▸ TASK STATEMENT
Every entry must be echoed exactly.

▸ DATASET ENTRIES
###
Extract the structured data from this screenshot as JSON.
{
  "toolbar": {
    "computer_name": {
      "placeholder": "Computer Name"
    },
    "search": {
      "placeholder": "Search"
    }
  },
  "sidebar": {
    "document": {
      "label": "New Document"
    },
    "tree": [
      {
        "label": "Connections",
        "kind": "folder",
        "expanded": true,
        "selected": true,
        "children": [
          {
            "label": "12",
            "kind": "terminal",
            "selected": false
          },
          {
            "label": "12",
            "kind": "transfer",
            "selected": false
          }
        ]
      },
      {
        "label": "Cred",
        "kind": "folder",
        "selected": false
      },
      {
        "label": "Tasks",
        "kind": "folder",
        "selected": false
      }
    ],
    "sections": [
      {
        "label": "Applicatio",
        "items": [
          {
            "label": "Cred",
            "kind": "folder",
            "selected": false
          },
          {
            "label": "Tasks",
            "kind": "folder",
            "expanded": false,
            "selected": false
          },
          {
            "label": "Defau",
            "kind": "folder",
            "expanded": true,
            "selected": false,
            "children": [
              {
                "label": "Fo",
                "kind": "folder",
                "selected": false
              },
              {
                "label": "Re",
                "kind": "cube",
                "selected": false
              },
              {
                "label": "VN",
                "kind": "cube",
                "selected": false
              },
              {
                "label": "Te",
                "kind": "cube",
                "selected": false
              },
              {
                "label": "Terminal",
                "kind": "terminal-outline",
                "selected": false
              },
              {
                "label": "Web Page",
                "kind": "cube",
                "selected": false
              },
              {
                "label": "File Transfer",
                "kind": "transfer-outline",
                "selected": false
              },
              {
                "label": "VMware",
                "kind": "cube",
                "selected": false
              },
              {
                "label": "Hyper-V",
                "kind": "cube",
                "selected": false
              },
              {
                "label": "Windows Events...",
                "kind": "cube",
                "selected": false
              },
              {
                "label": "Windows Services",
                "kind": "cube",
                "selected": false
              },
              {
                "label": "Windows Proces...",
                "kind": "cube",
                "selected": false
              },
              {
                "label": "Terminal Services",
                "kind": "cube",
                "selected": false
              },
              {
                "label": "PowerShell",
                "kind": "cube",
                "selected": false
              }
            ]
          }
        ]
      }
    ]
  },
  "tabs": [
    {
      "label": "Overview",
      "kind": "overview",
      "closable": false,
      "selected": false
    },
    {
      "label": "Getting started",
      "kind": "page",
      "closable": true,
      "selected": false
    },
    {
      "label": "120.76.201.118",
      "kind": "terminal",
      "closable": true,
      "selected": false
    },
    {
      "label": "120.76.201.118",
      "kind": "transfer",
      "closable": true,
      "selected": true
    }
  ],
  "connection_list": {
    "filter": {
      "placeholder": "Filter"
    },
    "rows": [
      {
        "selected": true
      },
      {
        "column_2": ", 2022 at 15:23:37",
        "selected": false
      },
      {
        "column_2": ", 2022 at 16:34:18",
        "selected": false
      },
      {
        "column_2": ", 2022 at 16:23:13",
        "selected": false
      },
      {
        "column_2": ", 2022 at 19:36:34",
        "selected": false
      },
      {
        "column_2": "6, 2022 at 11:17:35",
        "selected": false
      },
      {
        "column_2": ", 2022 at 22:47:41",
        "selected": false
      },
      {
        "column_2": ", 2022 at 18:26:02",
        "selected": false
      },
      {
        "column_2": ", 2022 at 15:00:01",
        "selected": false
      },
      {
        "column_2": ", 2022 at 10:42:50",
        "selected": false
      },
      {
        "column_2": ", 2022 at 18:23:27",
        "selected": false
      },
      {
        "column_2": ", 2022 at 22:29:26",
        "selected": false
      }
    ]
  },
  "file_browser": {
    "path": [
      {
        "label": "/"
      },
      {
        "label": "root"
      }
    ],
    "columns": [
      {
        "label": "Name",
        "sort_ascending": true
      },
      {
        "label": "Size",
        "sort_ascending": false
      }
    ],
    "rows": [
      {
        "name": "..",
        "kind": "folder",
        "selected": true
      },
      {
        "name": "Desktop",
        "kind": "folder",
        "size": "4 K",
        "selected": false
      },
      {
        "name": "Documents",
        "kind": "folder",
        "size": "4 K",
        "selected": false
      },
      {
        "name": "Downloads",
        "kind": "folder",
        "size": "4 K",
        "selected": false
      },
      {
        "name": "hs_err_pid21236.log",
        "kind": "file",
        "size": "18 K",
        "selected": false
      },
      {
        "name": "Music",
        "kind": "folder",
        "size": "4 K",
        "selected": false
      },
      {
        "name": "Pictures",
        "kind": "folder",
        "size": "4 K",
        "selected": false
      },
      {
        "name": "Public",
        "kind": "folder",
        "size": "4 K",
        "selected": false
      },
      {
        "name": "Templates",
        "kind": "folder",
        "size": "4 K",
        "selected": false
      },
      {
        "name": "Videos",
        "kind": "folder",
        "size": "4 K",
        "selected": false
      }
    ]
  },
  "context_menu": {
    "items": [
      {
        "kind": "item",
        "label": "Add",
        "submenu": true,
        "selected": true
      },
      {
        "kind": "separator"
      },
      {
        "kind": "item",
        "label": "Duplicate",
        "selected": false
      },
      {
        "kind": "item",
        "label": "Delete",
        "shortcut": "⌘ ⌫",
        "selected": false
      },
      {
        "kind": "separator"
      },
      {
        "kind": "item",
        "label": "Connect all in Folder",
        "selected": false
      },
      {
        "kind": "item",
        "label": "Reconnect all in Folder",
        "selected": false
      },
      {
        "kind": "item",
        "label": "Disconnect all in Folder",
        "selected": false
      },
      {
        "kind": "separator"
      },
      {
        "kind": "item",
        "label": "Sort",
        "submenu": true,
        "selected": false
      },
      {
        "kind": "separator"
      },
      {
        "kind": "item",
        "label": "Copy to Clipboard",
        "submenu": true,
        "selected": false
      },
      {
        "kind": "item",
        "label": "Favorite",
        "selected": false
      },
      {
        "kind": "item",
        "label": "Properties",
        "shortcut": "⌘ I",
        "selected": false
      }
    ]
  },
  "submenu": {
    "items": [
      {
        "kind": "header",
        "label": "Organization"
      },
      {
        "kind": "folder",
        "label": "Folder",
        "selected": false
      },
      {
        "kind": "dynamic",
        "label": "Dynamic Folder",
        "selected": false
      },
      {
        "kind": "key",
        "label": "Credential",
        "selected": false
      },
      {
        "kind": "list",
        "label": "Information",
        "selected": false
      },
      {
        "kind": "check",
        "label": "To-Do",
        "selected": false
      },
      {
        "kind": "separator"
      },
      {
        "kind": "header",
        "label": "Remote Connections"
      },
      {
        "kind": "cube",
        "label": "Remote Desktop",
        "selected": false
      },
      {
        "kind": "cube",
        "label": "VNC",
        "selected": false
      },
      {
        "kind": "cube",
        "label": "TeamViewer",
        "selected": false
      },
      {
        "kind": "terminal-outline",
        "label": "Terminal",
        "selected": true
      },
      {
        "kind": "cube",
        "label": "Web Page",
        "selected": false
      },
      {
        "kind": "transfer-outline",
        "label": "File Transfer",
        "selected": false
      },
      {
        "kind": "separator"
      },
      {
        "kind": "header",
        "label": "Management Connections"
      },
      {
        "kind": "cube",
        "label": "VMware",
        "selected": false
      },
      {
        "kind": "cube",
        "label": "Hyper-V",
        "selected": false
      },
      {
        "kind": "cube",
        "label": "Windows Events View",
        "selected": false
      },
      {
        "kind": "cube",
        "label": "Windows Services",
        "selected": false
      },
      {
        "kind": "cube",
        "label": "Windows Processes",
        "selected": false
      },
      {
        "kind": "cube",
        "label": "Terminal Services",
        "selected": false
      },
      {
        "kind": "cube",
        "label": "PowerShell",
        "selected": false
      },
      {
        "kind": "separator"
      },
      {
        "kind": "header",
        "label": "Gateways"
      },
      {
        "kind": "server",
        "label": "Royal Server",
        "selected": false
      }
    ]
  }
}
###
▸ TASK OUTPUT
Extract the structured data from this screenshot as JSON.
{
  "toolbar": {
    "computer_name": {
      "placeholder": "Computer Name"
    },
    "search": {
      "placeholder": "Search"
    }
  },
  "sidebar": {
    "document": {
      "label": "New Document"
    },
    "tree": [
      {
        "label": "Connections",
        "kind": "folder",
        "expanded": true,
        "selected": true,
        "children": [
          {
            "label": "12",
            "kind": "terminal",
            "selected": false
          },
          {
            "label": "12",
            "kind": "transfer",
            "selected": false
          }
        ]
      },
      {
        "label": "Cred",
        "kind": "folder",
        "selected": false
      },
      {
        "label": "Tasks",
        "kind": "folder",
        "selected": false
      }
    ],
    "sections": [
      {
        "label": "Applicatio",
        "items": [
          {
            "label": "Cred",
            "kind": "folder",
            "selected": false
          },
          {
            "label": "Tasks",
            "kind": "folder",
            "expanded": false,
            "selected": false
          },
          {
            "label": "Defau",
            "kind": "folder",
            "expanded": true,
            "selected": false,
            "children": [
              {
                "label": "Fo",
                "kind": "folder",
                "selected": false
              },
              {
                "label": "Re",
                "kind": "cube",
                "selected": false
              },
              {
                "label": "VN",
                "kind": "cube",
                "selected": false
              },
              {
                "label": "Te",
                "kind": "cube",
                "selected": false
              },
              {
                "label": "Terminal",
                "kind": "terminal-outline",
                "selected": false
              },
              {
                "label": "Web Page",
                "kind": "cube",
                "selected": false
              },
              {
                "label": "File Transfer",
                "kind": "transfer-outline",
                "selected": false
              },
              {
                "label": "VMware",
                "kind": "cube",
                "selected": false
              },
              {
                "label": "Hyper-V",
                "kind": "cube",
                "selected": false
              },
              {
                "label": "Windows Events...",
                "kind": "cube",
                "selected": false
              },
              {
                "label": "Windows Services",
                "kind": "cube",
                "selected": false
              },
              {
                "label": "Windows Proces...",
                "kind": "cube",
                "selected": false
              },
              {
                "label": "Terminal Services",
                "kind": "cube",
                "selected": false
              },
              {
                "label": "PowerShell",
                "kind": "cube",
                "selected": false
              }
            ]
          }
        ]
      }
    ]
  },
  "tabs": [
    {
      "label": "Overview",
      "kind": "overview",
      "closable": false,
      "selected": false
    },
    {
      "label": "Getting started",
      "kind": "page",
      "closable": true,
      "selected": false
    },
    {
      "label": "120.76.201.118",
      "kind": "terminal",
      "closable": true,
      "selected": false
    },
    {
      "label": "120.76.201.118",
      "kind": "transfer",
      "closable": true,
      "selected": true
    }
  ],
  "connection_list": {
    "filter": {
      "placeholder": "Filter"
    },
    "rows": [
      {
        "selected": true
      },
      {
        "column_2": ", 2022 at 15:23:37",
        "selected": false
      },
      {
        "column_2": ", 2022 at 16:34:18",
        "selected": false
      },
      {
        "column_2": ", 2022 at 16:23:13",
        "selected": false
      },
      {
        "column_2": ", 2022 at 19:36:34",
        "selected": false
      },
      {
        "column_2": "6, 2022 at 11:17:35",
        "selected": false
      },
      {
        "column_2": ", 2022 at 22:47:41",
        "selected": false
      },
      {
        "column_2": ", 2022 at 18:26:02",
        "selected": false
      },
      {
        "column_2": ", 2022 at 15:00:01",
        "selected": false
      },
      {
        "column_2": ", 2022 at 10:42:50",
        "selected": false
      },
      {
        "column_2": ", 2022 at 18:23:27",
        "selected": false
      },
      {
        "column_2": ", 2022 at 22:29:26",
        "selected": false
      }
    ]
  },
  "file_browser": {
    "path": [
      {
        "label": "/"
      },
      {
        "label": "root"
      }
    ],
    "columns": [
      {
        "label": "Name",
        "sort_ascending": true
      },
      {
        "label": "Size",
        "sort_ascending": false
      }
    ],
    "rows": [
      {
        "name": "..",
        "kind": "folder",
        "selected": true
      },
      {
        "name": "Desktop",
        "kind": "folder",
        "size": "4 K",
        "selected": false
      },
      {
        "name": "Documents",
        "kind": "folder",
        "size": "4 K",
        "selected": false
      },
      {
        "name": "Downloads",
        "kind": "folder",
        "size": "4 K",
        "selected": false
      },
      {
        "name": "hs_err_pid21236.log",
        "kind": "file",
        "size": "18 K",
        "selected": false
      },
      {
        "name": "Music",
        "kind": "folder",
        "size": "4 K",
        "selected": false
      },
      {
        "name": "Pictures",
        "kind": "folder",
        "size": "4 K",
        "selected": false
      },
      {
        "name": "Public",
        "kind": "folder",
        "size": "4 K",
        "selected": false
      },
      {
        "name": "Templates",
        "kind": "folder",
        "size": "4 K",
        "selected": false
      },
      {
        "name": "Videos",
        "kind": "folder",
        "size": "4 K",
        "selected": false
      }
    ]
  },
  "context_menu": {
    "items": [
      {
        "kind": "item",
        "label": "Add",
        "submenu": true,
        "selected": true
      },
      {
        "kind": "separator"
      },
      {
        "kind": "item",
        "label": "Duplicate",
        "selected": false
      },
      {
        "kind": "item",
        "label": "Delete",
        "shortcut": "⌘ ⌫",
        "selected": false
      },
      {
        "kind": "separator"
      },
      {
        "kind": "item",
        "label": "Connect all in Folder",
        "selected": false
      },
      {
        "kind": "item",
        "label": "Reconnect all in Folder",
        "selected": false
      },
      {
        "kind": "item",
        "label": "Disconnect all in Folder",
        "selected": false
      },
      {
        "kind": "separator"
      },
      {
        "kind": "item",
        "label": "Sort",
        "submenu": true,
        "selected": false
      },
      {
        "kind": "separator"
      },
      {
        "kind": "item",
        "label": "Copy to Clipboard",
        "submenu": true,
        "selected": false
      },
      {
        "kind": "item",
        "label": "Favorite",
        "selected": false
      },
      {
        "kind": "item",
        "label": "Properties",
        "shortcut": "⌘ I",
        "selected": false
      }
    ]
  },
  "submenu": {
    "items": [
      {
        "kind": "header",
        "label": "Organization"
      },
      {
        "kind": "folder",
        "label": "Folder",
        "selected": false
      },
      {
        "kind": "dynamic",
        "label": "Dynamic Folder",
        "selected": false
      },
      {
        "kind": "key",
        "label": "Credential",
        "selected": false
      },
      {
        "kind": "list",
        "label": "Information",
        "selected": false
      },
      {
        "kind": "check",
        "label": "To-Do",
        "selected": false
      },
      {
        "kind": "separator"
      },
      {
        "kind": "header",
        "label": "Remote Connections"
      },
      {
        "kind": "cube",
        "label": "Remote Desktop",
        "selected": false
      },
      {
        "kind": "cube",
        "label": "VNC",
        "selected": false
      },
      {
        "kind": "cube",
        "label": "TeamViewer",
        "selected": false
      },
      {
        "kind": "terminal-outline",
        "label": "Terminal",
        "selected": true
      },
      {
        "kind": "cube",
        "label": "Web Page",
        "selected": false
      },
      {
        "kind": "transfer-outline",
        "label": "File Transfer",
        "selected": false
      },
      {
        "kind": "separator"
      },
      {
        "kind": "header",
        "label": "Management Connections"
      },
      {
        "kind": "cube",
        "label": "VMware",
        "selected": false
      },
      {
        "kind": "cube",
        "label": "Hyper-V",
        "selected": false
      },
      {
        "kind": "cube",
        "label": "Windows Events View",
        "selected": false
      },
      {
        "kind": "cube",
        "label": "Windows Services",
        "selected": false
      },
      {
        "kind": "cube",
        "label": "Windows Processes",
        "selected": false
      },
      {
        "kind": "cube",
        "label": "Terminal Services",
        "selected": false
      },
      {
        "kind": "cube",
        "label": "PowerShell",
        "selected": false
      },
      {
        "kind": "separator"
      },
      {
        "kind": "header",
        "label": "Gateways"
      },
      {
        "kind": "server",
        "label": "Royal Server",
        "selected": false
      }
    ]
  }
}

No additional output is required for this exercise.